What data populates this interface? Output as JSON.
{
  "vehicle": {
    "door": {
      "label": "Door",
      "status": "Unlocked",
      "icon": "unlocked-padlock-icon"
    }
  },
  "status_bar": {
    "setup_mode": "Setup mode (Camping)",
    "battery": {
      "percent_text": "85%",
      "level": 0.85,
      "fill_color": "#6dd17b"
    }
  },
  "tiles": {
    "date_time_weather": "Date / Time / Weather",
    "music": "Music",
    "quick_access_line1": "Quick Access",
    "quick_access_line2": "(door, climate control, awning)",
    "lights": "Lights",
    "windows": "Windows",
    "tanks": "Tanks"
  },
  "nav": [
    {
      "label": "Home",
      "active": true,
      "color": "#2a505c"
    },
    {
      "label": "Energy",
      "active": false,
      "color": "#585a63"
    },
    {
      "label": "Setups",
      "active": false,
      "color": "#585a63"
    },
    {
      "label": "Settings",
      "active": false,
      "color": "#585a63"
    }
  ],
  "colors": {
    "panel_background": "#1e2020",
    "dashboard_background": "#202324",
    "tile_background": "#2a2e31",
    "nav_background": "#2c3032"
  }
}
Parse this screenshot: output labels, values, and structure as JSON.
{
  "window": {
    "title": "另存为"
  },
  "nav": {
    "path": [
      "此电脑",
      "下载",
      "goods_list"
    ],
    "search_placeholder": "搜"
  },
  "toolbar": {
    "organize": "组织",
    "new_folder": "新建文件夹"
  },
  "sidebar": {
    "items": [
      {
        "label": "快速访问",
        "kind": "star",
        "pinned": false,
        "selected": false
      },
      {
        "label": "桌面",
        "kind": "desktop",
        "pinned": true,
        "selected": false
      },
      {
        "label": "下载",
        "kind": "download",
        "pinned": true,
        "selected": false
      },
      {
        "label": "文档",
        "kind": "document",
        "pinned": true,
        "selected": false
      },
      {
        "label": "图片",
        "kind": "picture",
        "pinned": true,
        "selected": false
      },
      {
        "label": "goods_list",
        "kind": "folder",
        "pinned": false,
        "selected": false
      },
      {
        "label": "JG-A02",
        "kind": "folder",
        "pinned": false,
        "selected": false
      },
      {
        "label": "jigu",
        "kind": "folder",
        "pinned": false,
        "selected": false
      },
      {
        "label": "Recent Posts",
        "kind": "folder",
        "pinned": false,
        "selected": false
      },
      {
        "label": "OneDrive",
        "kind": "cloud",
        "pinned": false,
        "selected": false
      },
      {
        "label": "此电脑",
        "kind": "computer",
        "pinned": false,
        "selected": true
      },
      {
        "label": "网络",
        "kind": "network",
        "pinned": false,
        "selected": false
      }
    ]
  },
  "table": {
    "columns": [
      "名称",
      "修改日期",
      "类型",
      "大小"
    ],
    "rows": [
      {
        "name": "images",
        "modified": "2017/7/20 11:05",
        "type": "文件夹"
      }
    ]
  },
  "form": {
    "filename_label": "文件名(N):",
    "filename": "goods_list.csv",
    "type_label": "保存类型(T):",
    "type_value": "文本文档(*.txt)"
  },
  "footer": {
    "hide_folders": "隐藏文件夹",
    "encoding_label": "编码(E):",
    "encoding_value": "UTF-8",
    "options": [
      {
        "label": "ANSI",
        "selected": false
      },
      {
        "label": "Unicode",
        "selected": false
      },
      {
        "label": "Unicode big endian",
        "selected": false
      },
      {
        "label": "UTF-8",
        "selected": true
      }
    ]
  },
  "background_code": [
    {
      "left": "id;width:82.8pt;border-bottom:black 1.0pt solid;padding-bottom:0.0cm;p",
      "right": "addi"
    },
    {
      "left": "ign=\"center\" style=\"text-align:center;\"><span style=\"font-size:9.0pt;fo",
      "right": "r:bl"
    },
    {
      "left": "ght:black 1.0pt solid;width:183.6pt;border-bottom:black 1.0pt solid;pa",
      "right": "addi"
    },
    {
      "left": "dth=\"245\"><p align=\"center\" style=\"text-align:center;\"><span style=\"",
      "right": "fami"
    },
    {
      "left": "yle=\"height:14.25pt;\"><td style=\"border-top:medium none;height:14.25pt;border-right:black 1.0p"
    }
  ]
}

--*--

EXERCISE BRIEF:
Copy out all lines that carry the word "left".

SOLUTION TO THE PROBLEM:
      "left": "id;width:82.8pt;border-bottom:black 1.0pt solid;padding-bottom:0.0cm;p",
      "left": "ign=\"center\" style=\"text-align:center;\"><span style=\"font-size:9.0pt;fo",
      "left": "ght:black 1.0pt solid;width:183.6pt;border-bottom:black 1.0pt solid;pa",
      "left": "dth=\"245\"><p align=\"center\" style=\"text-align:center;\"><span style=\"",
      "left": "yle=\"height:14.25pt;\"><td style=\"border-top:medium none;height:14.25pt;border-right:black 1.0p"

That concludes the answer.